**TASK INSTRUCTIONS:** From the entries that follow, gather each line holding the word "Letters".

**Part of a data file:**
┄┄┄┄┄┄

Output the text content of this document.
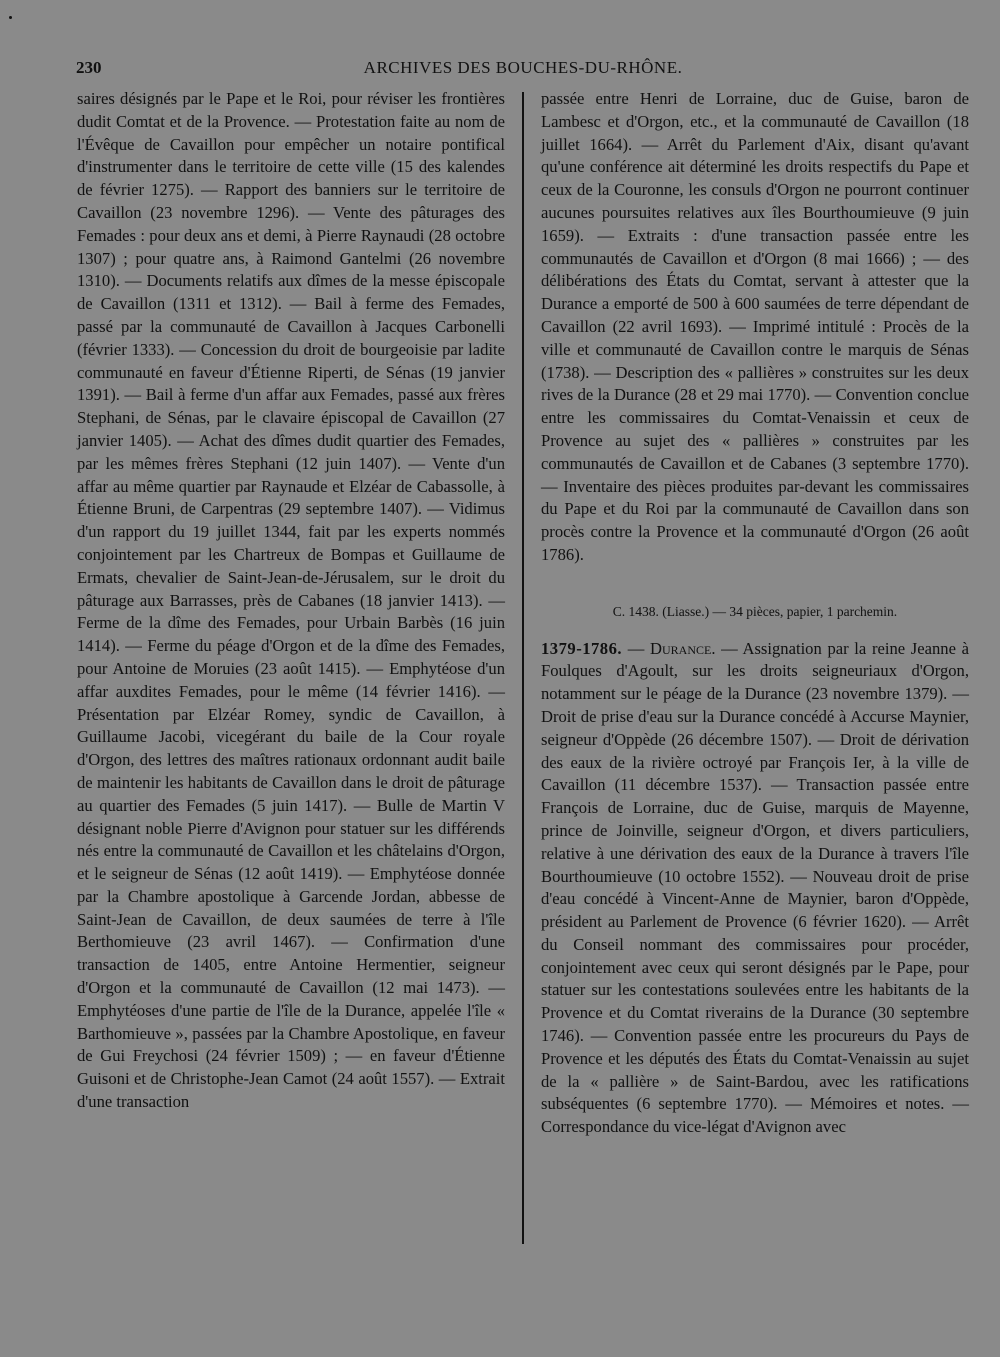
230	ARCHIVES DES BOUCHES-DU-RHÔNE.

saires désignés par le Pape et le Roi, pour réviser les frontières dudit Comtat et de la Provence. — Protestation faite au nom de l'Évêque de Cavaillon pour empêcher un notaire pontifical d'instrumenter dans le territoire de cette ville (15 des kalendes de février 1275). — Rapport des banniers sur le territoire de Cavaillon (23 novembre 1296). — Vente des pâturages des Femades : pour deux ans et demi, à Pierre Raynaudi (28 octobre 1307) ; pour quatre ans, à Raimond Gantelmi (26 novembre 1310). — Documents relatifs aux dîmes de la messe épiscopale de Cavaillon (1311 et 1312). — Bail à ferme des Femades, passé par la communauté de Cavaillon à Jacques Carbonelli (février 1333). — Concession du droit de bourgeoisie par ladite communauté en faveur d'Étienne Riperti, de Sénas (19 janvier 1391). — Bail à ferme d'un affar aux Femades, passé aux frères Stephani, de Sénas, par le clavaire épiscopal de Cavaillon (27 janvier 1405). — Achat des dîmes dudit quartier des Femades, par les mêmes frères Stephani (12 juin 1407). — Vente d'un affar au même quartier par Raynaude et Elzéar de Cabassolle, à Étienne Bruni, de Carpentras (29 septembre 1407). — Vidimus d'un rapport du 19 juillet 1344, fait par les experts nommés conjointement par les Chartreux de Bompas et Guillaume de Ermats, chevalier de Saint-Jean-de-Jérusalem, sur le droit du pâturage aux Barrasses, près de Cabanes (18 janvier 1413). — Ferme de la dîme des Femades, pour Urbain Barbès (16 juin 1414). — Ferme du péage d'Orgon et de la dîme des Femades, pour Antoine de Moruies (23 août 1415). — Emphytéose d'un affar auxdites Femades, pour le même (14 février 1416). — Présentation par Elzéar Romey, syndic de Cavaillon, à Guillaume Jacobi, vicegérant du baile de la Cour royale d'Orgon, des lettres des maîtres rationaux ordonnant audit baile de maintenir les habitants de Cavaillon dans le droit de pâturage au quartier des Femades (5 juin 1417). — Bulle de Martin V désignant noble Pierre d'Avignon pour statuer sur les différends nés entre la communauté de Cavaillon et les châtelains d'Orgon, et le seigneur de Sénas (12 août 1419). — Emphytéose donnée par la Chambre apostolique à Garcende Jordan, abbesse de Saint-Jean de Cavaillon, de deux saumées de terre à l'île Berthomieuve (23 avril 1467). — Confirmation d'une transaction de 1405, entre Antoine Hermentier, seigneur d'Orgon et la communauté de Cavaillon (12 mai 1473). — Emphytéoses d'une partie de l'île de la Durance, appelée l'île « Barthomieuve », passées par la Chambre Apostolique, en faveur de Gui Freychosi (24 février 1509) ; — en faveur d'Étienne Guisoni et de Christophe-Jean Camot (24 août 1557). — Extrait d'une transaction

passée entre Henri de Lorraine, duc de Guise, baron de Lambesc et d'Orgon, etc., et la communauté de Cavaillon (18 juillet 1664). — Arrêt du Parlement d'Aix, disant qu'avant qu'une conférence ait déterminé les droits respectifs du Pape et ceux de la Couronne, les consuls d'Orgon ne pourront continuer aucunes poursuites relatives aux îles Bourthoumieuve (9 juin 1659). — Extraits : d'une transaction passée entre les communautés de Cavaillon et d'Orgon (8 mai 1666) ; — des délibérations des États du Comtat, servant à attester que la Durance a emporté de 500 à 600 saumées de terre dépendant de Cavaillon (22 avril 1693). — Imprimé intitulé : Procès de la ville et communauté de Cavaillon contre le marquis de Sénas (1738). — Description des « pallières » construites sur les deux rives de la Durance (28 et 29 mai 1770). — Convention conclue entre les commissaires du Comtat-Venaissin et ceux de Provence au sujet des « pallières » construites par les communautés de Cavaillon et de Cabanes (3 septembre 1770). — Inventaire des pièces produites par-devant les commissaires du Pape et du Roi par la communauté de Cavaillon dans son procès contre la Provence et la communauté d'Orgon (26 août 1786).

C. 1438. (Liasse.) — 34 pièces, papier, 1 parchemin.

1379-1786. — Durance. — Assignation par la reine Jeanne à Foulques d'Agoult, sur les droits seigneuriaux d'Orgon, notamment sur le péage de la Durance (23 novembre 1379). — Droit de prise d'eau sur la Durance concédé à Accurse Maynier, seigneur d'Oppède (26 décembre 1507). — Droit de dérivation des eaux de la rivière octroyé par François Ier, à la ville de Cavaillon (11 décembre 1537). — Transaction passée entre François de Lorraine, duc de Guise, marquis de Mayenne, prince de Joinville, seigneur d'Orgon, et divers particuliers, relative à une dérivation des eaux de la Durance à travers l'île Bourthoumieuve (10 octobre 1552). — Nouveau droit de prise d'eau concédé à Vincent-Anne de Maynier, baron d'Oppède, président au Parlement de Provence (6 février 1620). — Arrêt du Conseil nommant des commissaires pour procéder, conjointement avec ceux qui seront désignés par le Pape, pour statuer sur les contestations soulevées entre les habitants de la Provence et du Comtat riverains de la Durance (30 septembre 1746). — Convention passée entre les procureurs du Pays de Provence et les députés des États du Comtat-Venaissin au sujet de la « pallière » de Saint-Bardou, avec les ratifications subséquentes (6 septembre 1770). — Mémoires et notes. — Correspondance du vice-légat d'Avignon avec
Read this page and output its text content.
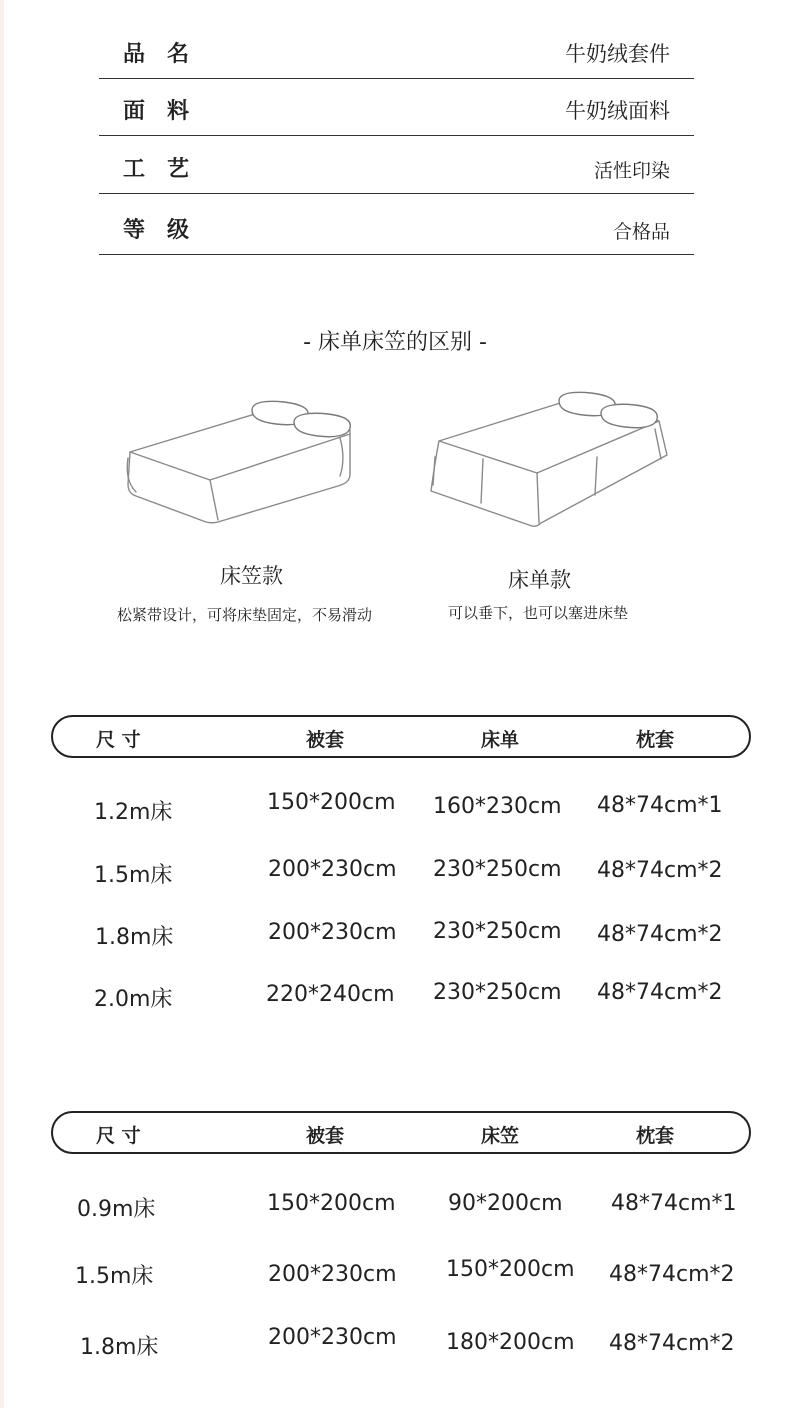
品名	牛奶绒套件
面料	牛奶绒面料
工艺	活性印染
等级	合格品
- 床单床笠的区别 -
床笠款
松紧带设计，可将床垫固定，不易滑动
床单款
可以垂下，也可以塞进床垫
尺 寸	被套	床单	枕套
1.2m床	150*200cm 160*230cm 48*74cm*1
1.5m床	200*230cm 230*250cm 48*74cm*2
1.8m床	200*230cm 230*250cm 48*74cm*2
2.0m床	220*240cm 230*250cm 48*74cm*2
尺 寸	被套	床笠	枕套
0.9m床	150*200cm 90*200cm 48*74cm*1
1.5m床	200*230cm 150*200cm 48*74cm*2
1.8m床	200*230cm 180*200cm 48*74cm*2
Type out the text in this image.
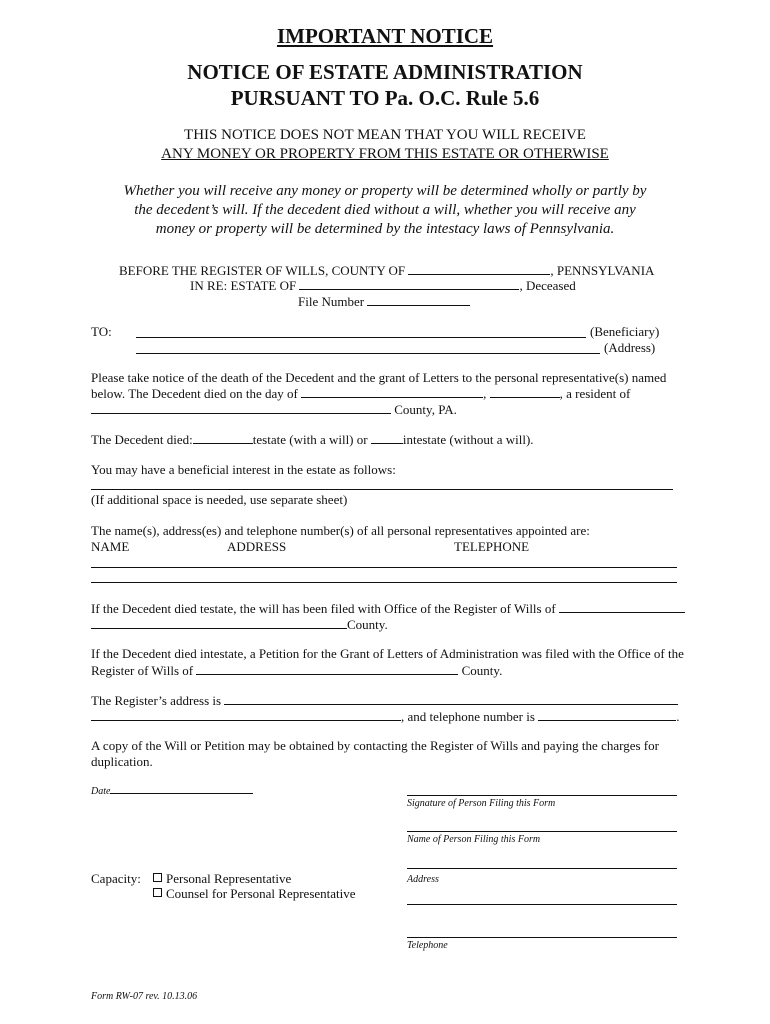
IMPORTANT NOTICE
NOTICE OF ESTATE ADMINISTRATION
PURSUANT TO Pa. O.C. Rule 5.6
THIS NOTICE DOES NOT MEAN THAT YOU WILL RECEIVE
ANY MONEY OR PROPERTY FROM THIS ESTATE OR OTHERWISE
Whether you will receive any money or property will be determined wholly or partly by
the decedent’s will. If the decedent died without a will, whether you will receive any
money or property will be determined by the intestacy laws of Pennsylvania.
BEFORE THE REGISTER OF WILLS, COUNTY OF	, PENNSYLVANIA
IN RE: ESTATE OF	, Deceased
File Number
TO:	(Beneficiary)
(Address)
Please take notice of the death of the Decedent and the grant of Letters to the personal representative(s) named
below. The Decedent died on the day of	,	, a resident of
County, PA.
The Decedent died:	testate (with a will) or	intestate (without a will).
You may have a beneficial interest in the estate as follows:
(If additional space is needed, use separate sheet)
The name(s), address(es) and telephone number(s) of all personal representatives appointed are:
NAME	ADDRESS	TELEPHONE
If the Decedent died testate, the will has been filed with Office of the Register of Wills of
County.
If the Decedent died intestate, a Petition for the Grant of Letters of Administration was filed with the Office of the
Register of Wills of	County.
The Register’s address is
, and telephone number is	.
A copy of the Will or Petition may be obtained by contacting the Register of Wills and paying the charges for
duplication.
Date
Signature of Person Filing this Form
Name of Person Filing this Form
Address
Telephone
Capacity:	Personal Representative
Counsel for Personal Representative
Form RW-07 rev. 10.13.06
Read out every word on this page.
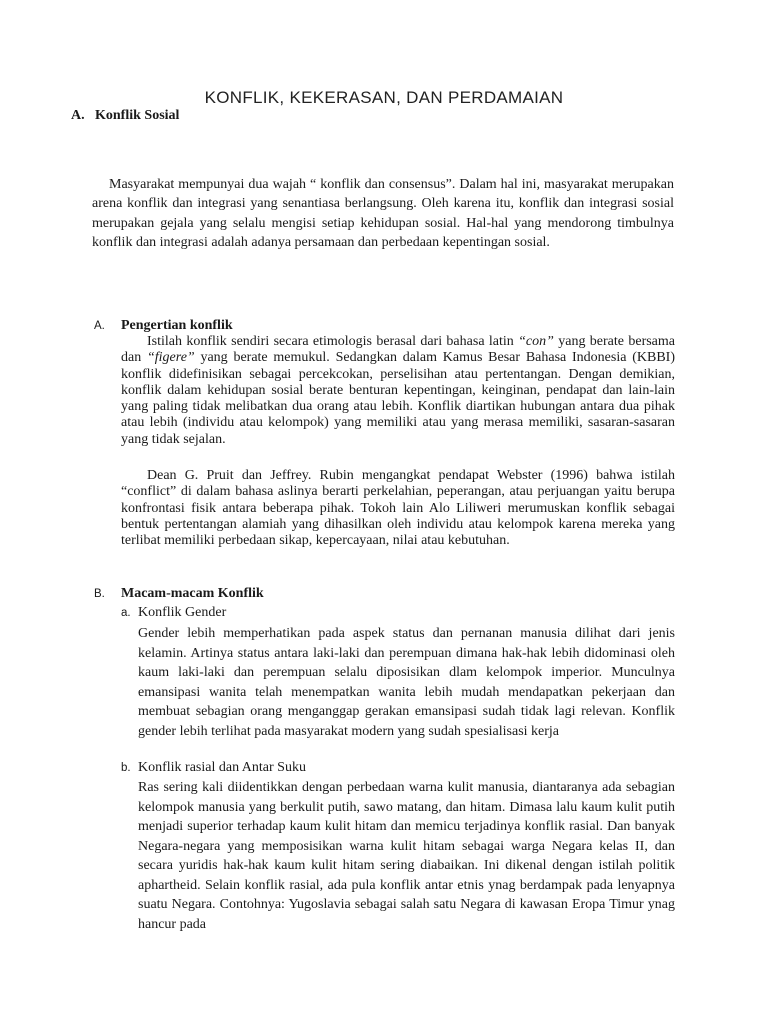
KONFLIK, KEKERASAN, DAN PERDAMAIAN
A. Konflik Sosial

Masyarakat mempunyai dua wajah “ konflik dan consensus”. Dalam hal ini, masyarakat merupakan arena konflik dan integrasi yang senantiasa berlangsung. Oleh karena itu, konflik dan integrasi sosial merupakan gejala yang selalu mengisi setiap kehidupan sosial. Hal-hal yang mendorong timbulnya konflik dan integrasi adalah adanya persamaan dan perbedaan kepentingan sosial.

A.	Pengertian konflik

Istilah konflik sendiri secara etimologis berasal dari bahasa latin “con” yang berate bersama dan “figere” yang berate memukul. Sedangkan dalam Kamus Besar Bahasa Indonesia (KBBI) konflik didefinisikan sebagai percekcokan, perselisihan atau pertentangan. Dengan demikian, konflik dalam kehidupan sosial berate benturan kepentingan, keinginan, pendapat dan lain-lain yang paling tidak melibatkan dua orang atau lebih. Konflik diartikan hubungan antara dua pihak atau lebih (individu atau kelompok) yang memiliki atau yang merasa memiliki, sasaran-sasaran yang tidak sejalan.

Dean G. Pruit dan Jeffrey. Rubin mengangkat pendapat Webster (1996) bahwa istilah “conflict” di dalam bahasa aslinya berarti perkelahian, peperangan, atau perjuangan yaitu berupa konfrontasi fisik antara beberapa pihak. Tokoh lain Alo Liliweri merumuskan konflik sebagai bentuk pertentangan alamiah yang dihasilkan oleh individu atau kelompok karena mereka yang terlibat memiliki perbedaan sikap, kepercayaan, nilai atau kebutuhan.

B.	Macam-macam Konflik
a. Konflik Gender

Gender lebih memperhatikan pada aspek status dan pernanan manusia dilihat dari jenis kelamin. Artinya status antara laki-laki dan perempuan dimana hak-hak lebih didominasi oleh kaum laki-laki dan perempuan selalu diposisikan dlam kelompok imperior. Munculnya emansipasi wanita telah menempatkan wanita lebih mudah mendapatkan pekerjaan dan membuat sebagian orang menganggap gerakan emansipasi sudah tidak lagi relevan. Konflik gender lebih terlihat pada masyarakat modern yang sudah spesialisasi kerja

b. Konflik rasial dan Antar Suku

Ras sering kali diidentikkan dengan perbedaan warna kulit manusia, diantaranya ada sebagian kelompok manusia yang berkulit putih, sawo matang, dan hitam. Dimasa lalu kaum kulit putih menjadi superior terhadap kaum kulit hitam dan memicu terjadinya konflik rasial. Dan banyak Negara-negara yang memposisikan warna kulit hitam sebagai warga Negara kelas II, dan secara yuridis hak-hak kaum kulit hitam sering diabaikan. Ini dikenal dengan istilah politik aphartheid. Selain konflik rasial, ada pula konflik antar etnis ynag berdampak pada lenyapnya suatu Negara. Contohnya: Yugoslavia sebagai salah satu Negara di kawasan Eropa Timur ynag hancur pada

┄┄┄┄┄┄

**REPLY:**
Please take notice of the death of the Decedent and the grant of Letters to the personal representative(s) named
If the Decedent died intestate, a Petition for the Grant of Letters of Administration was filed with the Office of the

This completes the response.